-- Begin SUPPLIED RECORDS --

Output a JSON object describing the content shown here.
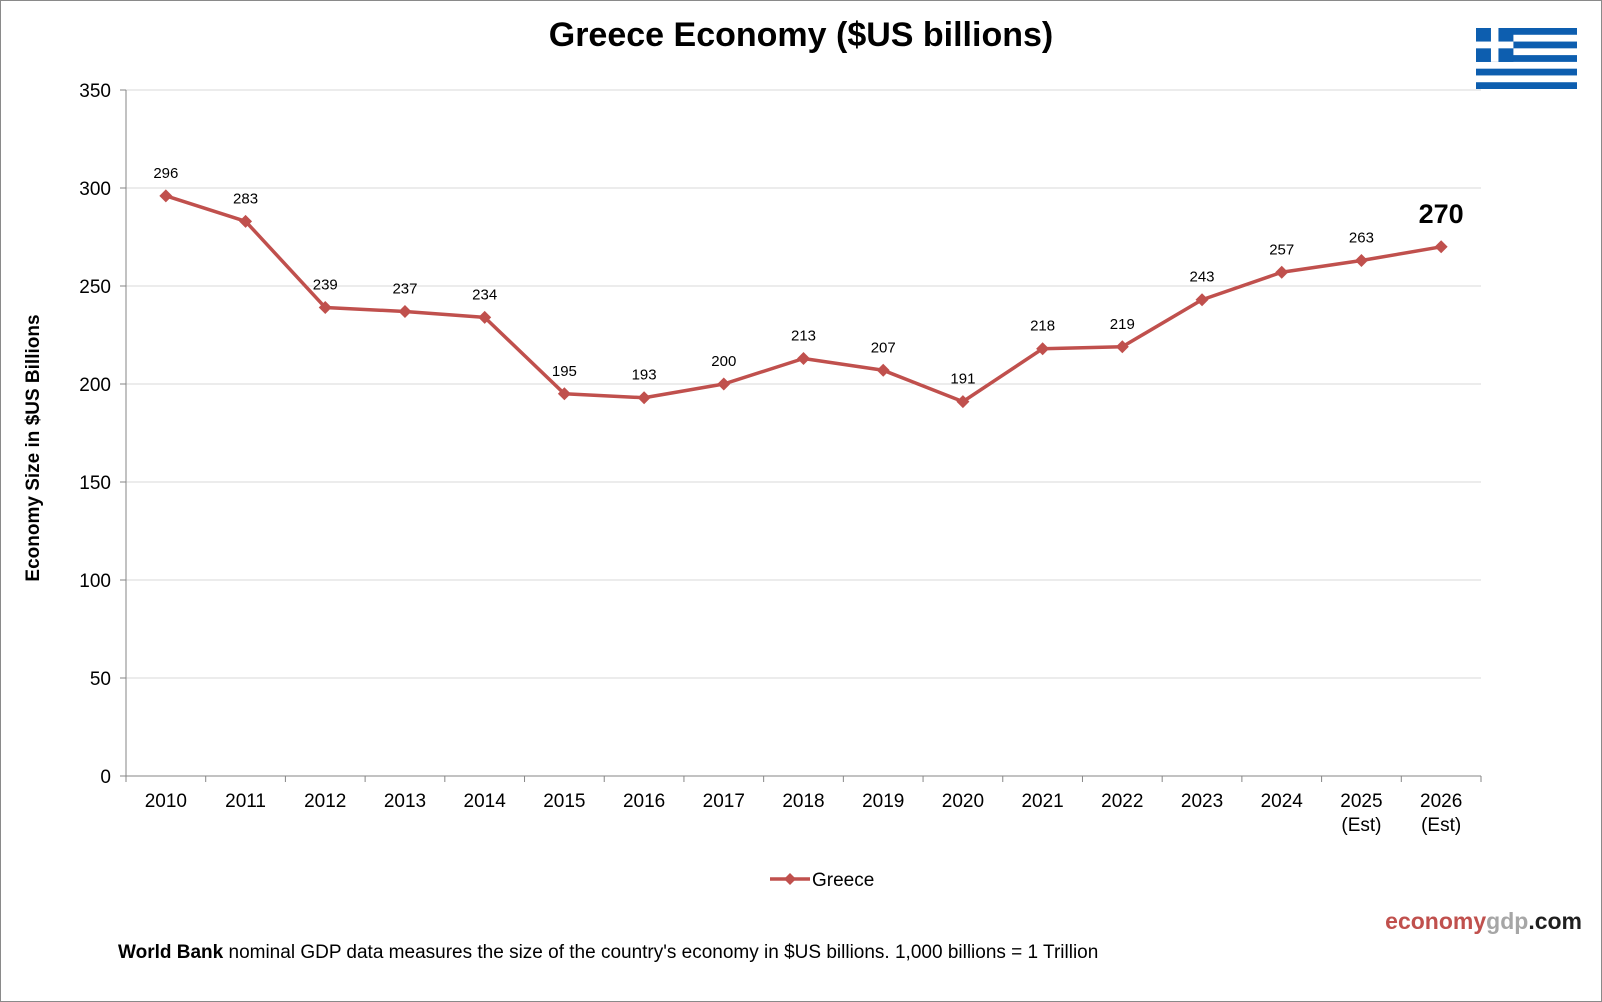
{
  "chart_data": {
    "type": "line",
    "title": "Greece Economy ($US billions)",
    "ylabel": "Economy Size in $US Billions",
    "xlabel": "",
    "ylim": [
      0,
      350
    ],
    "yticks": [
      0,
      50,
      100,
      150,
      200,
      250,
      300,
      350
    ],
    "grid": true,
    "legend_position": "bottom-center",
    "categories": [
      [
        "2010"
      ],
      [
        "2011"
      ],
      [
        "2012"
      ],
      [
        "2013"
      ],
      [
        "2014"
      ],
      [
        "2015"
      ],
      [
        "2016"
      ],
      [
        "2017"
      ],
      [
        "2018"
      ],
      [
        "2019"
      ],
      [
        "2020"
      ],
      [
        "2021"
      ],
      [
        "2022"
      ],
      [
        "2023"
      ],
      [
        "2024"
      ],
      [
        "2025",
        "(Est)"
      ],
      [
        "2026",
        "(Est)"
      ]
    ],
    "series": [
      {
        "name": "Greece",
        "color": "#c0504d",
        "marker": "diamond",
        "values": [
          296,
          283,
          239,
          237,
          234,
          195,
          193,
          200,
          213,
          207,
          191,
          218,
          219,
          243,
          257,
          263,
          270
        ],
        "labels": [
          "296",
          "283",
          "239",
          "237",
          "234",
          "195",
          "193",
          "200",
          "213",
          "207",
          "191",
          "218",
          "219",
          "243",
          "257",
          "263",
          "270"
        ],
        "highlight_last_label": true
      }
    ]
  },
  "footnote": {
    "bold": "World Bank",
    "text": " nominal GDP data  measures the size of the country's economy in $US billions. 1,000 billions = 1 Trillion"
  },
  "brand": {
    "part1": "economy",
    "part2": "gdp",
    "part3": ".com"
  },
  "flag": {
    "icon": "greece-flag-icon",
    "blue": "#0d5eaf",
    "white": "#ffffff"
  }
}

-- End SUPPLIED RECORDS --

WRITTEN REQUEST → Transcribe the listing in full. Omit the pictures and keep every line exact.

OUTPUT OF THE TASK →
Output a JSON object describing the content shown here.
{
  "chart_data": {
    "type": "line",
    "title": "Greece Economy ($US billions)",
    "ylabel": "Economy Size in $US Billions",
    "xlabel": "",
    "ylim": [
      0,
      350
    ],
    "yticks": [
      0,
      50,
      100,
      150,
      200,
      250,
      300,
      350
    ],
    "grid": true,
    "legend_position": "bottom-center",
    "categories": [
      [
        "2010"
      ],
      [
        "2011"
      ],
      [
        "2012"
      ],
      [
        "2013"
      ],
      [
        "2014"
      ],
      [
        "2015"
      ],
      [
        "2016"
      ],
      [
        "2017"
      ],
      [
        "2018"
      ],
      [
        "2019"
      ],
      [
        "2020"
      ],
      [
        "2021"
      ],
      [
        "2022"
      ],
      [
        "2023"
      ],
      [
        "2024"
      ],
      [
        "2025",
        "(Est)"
      ],
      [
        "2026",
        "(Est)"
      ]
    ],
    "series": [
      {
        "name": "Greece",
        "color": "#c0504d",
        "marker": "diamond",
        "values": [
          296,
          283,
          239,
          237,
          234,
          195,
          193,
          200,
          213,
          207,
          191,
          218,
          219,
          243,
          257,
          263,
          270
        ],
        "labels": [
          "296",
          "283",
          "239",
          "237",
          "234",
          "195",
          "193",
          "200",
          "213",
          "207",
          "191",
          "218",
          "219",
          "243",
          "257",
          "263",
          "270"
        ],
        "highlight_last_label": true
      }
    ]
  },
  "footnote": {
    "bold": "World Bank",
    "text": " nominal GDP data  measures the size of the country's economy in $US billions. 1,000 billions = 1 Trillion"
  },
  "brand": {
    "part1": "economy",
    "part2": "gdp",
    "part3": ".com"
  },
  "flag": {
    "icon": "greece-flag-icon",
    "blue": "#0d5eaf",
    "white": "#ffffff"
  }
}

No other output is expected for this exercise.